Stated task: Will you output all of the data below exactly, omitting the images?

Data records
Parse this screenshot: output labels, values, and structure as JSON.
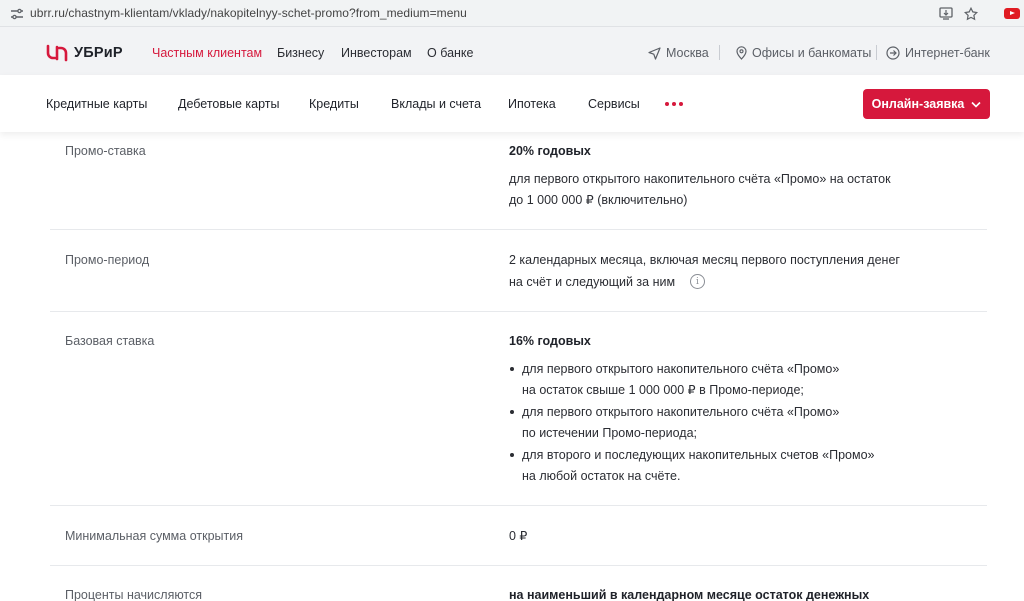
{
  "browser": {
    "url": "ubrr.ru/chastnym-klientam/vklady/nakopitelnyy-schet-promo?from_medium=menu",
    "icons": [
      "site-info-icon",
      "install-app-icon",
      "bookmark-star-icon",
      "youtube-icon"
    ]
  },
  "header": {
    "logo_text": "УБРиР",
    "top_nav": [
      "Частным клиентам",
      "Бизнесу",
      "Инвесторам",
      "О банке"
    ],
    "city": "Москва",
    "offices": "Офисы и банкоматы",
    "internet_bank": "Интернет-банк",
    "accent_color": "#d6183c"
  },
  "sub_nav": {
    "items": [
      "Кредитные карты",
      "Дебетовые карты",
      "Кредиты",
      "Вклады и счета",
      "Ипотека",
      "Сервисы"
    ],
    "more_icon": "more-dots-icon",
    "cta_label": "Онлайн-заявка"
  },
  "conditions": [
    {
      "label": "Промо-ставка",
      "title": "20% годовых",
      "lines": [
        "для первого открытого накопительного счёта «Промо» на остаток",
        "до 1 000 000 ₽ (включительно)"
      ]
    },
    {
      "label": "Промо-период",
      "lines": [
        "2 календарных месяца, включая месяц первого поступления денег",
        "на счёт и следующий за ним"
      ],
      "info_icon": "info-icon"
    },
    {
      "label": "Базовая ставка",
      "title": "16% годовых",
      "bullets": [
        [
          "для первого открытого накопительного счёта «Промо»",
          "на остаток свыше 1 000 000 ₽ в Промо-периоде;"
        ],
        [
          "для первого открытого накопительного счёта «Промо»",
          "по истечении Промо-периода;"
        ],
        [
          "для второго и последующих накопительных счетов «Промо»",
          "на любой остаток на счёте."
        ]
      ]
    },
    {
      "label": "Минимальная сумма открытия",
      "value": "0 ₽"
    },
    {
      "label": "Проценты начисляются",
      "title": "на наименьший в календарном месяце остаток денежных"
    }
  ]
}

Answer to the exercise:
Parse this screenshot: output labels, values, and structure as JSON.
{
  "browser": {
    "url": "ubrr.ru/chastnym-klientam/vklady/nakopitelnyy-schet-promo?from_medium=menu",
    "icons": [
      "site-info-icon",
      "install-app-icon",
      "bookmark-star-icon",
      "youtube-icon"
    ]
  },
  "header": {
    "logo_text": "УБРиР",
    "top_nav": [
      "Частным клиентам",
      "Бизнесу",
      "Инвесторам",
      "О банке"
    ],
    "city": "Москва",
    "offices": "Офисы и банкоматы",
    "internet_bank": "Интернет-банк",
    "accent_color": "#d6183c"
  },
  "sub_nav": {
    "items": [
      "Кредитные карты",
      "Дебетовые карты",
      "Кредиты",
      "Вклады и счета",
      "Ипотека",
      "Сервисы"
    ],
    "more_icon": "more-dots-icon",
    "cta_label": "Онлайн-заявка"
  },
  "conditions": [
    {
      "label": "Промо-ставка",
      "title": "20% годовых",
      "lines": [
        "для первого открытого накопительного счёта «Промо» на остаток",
        "до 1 000 000 ₽ (включительно)"
      ]
    },
    {
      "label": "Промо-период",
      "lines": [
        "2 календарных месяца, включая месяц первого поступления денег",
        "на счёт и следующий за ним"
      ],
      "info_icon": "info-icon"
    },
    {
      "label": "Базовая ставка",
      "title": "16% годовых",
      "bullets": [
        [
          "для первого открытого накопительного счёта «Промо»",
          "на остаток свыше 1 000 000 ₽ в Промо-периоде;"
        ],
        [
          "для первого открытого накопительного счёта «Промо»",
          "по истечении Промо-периода;"
        ],
        [
          "для второго и последующих накопительных счетов «Промо»",
          "на любой остаток на счёте."
        ]
      ]
    },
    {
      "label": "Минимальная сумма открытия",
      "value": "0 ₽"
    },
    {
      "label": "Проценты начисляются",
      "title": "на наименьший в календарном месяце остаток денежных"
    }
  ]
}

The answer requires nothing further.